* What is asked
Transcribe the full listing below exactly.

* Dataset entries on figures
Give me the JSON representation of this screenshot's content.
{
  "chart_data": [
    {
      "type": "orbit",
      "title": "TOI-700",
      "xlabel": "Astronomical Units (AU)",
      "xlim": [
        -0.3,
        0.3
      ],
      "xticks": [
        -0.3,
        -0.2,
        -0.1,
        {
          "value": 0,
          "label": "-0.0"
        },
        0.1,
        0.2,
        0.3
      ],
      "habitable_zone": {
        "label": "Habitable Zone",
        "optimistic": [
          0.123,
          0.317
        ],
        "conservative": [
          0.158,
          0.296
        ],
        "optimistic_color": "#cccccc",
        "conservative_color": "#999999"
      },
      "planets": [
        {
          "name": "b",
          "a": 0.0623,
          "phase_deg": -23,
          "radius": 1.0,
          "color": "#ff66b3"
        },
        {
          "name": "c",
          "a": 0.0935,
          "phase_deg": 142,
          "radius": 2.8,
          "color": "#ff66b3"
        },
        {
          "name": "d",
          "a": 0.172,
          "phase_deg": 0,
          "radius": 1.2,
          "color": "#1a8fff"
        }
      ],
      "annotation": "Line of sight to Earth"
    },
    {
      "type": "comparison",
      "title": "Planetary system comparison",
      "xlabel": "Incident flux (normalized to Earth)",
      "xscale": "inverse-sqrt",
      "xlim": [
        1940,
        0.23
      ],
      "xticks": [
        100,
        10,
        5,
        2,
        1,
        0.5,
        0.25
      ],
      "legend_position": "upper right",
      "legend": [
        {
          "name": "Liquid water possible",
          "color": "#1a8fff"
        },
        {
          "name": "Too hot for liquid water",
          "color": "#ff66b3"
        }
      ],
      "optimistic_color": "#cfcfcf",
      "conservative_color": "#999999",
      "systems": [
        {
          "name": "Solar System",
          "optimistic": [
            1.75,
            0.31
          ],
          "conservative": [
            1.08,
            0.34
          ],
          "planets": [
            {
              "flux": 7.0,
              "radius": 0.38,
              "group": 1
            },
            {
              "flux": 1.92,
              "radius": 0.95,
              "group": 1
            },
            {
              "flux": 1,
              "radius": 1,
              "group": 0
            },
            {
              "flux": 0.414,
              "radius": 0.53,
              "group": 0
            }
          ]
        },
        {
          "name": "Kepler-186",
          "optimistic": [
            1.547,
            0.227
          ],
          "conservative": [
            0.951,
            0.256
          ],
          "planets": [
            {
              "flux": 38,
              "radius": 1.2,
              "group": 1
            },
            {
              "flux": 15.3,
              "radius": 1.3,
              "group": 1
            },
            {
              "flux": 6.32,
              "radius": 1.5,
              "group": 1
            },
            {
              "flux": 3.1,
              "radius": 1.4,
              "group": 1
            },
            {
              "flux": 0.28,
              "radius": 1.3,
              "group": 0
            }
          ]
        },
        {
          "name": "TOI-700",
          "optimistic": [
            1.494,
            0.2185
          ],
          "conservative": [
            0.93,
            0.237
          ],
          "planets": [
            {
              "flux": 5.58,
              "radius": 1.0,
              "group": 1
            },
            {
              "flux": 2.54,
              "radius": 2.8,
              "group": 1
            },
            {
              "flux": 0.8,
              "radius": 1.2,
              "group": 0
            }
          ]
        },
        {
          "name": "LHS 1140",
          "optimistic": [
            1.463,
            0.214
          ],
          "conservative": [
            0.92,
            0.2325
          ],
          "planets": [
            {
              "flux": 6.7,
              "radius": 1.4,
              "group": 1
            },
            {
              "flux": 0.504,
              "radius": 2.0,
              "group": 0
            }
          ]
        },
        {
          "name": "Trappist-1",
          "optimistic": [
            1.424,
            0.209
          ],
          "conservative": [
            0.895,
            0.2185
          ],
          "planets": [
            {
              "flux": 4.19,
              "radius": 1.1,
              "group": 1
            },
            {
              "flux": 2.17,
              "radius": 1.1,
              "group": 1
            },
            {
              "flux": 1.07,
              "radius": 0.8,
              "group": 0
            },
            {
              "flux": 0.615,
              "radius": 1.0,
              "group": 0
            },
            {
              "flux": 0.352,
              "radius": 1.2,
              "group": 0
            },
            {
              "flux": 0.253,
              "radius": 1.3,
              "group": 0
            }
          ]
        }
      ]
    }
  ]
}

* Response to this exercise
Give me the JSON representation of this screenshot's content.
{
  "chart_data": [
    {
      "type": "orbit",
      "title": "TOI-700",
      "xlabel": "Astronomical Units (AU)",
      "xlim": [
        -0.3,
        0.3
      ],
      "xticks": [
        -0.3,
        -0.2,
        -0.1,
        {
          "value": 0,
          "label": "-0.0"
        },
        0.1,
        0.2,
        0.3
      ],
      "habitable_zone": {
        "label": "Habitable Zone",
        "optimistic": [
          0.123,
          0.317
        ],
        "conservative": [
          0.158,
          0.296
        ],
        "optimistic_color": "#cccccc",
        "conservative_color": "#999999"
      },
      "planets": [
        {
          "name": "b",
          "a": 0.0623,
          "phase_deg": -23,
          "radius": 1.0,
          "color": "#ff66b3"
        },
        {
          "name": "c",
          "a": 0.0935,
          "phase_deg": 142,
          "radius": 2.8,
          "color": "#ff66b3"
        },
        {
          "name": "d",
          "a": 0.172,
          "phase_deg": 0,
          "radius": 1.2,
          "color": "#1a8fff"
        }
      ],
      "annotation": "Line of sight to Earth"
    },
    {
      "type": "comparison",
      "title": "Planetary system comparison",
      "xlabel": "Incident flux (normalized to Earth)",
      "xscale": "inverse-sqrt",
      "xlim": [
        1940,
        0.23
      ],
      "xticks": [
        100,
        10,
        5,
        2,
        1,
        0.5,
        0.25
      ],
      "legend_position": "upper right",
      "legend": [
        {
          "name": "Liquid water possible",
          "color": "#1a8fff"
        },
        {
          "name": "Too hot for liquid water",
          "color": "#ff66b3"
        }
      ],
      "optimistic_color": "#cfcfcf",
      "conservative_color": "#999999",
      "systems": [
        {
          "name": "Solar System",
          "optimistic": [
            1.75,
            0.31
          ],
          "conservative": [
            1.08,
            0.34
          ],
          "planets": [
            {
              "flux": 7.0,
              "radius": 0.38,
              "group": 1
            },
            {
              "flux": 1.92,
              "radius": 0.95,
              "group": 1
            },
            {
              "flux": 1,
              "radius": 1,
              "group": 0
            },
            {
              "flux": 0.414,
              "radius": 0.53,
              "group": 0
            }
          ]
        },
        {
          "name": "Kepler-186",
          "optimistic": [
            1.547,
            0.227
          ],
          "conservative": [
            0.951,
            0.256
          ],
          "planets": [
            {
              "flux": 38,
              "radius": 1.2,
              "group": 1
            },
            {
              "flux": 15.3,
              "radius": 1.3,
              "group": 1
            },
            {
              "flux": 6.32,
              "radius": 1.5,
              "group": 1
            },
            {
              "flux": 3.1,
              "radius": 1.4,
              "group": 1
            },
            {
              "flux": 0.28,
              "radius": 1.3,
              "group": 0
            }
          ]
        },
        {
          "name": "TOI-700",
          "optimistic": [
            1.494,
            0.2185
          ],
          "conservative": [
            0.93,
            0.237
          ],
          "planets": [
            {
              "flux": 5.58,
              "radius": 1.0,
              "group": 1
            },
            {
              "flux": 2.54,
              "radius": 2.8,
              "group": 1
            },
            {
              "flux": 0.8,
              "radius": 1.2,
              "group": 0
            }
          ]
        },
        {
          "name": "LHS 1140",
          "optimistic": [
            1.463,
            0.214
          ],
          "conservative": [
            0.92,
            0.2325
          ],
          "planets": [
            {
              "flux": 6.7,
              "radius": 1.4,
              "group": 1
            },
            {
              "flux": 0.504,
              "radius": 2.0,
              "group": 0
            }
          ]
        },
        {
          "name": "Trappist-1",
          "optimistic": [
            1.424,
            0.209
          ],
          "conservative": [
            0.895,
            0.2185
          ],
          "planets": [
            {
              "flux": 4.19,
              "radius": 1.1,
              "group": 1
            },
            {
              "flux": 2.17,
              "radius": 1.1,
              "group": 1
            },
            {
              "flux": 1.07,
              "radius": 0.8,
              "group": 0
            },
            {
              "flux": 0.615,
              "radius": 1.0,
              "group": 0
            },
            {
              "flux": 0.352,
              "radius": 1.2,
              "group": 0
            },
            {
              "flux": 0.253,
              "radius": 1.3,
              "group": 0
            }
          ]
        }
      ]
    }
  ]
}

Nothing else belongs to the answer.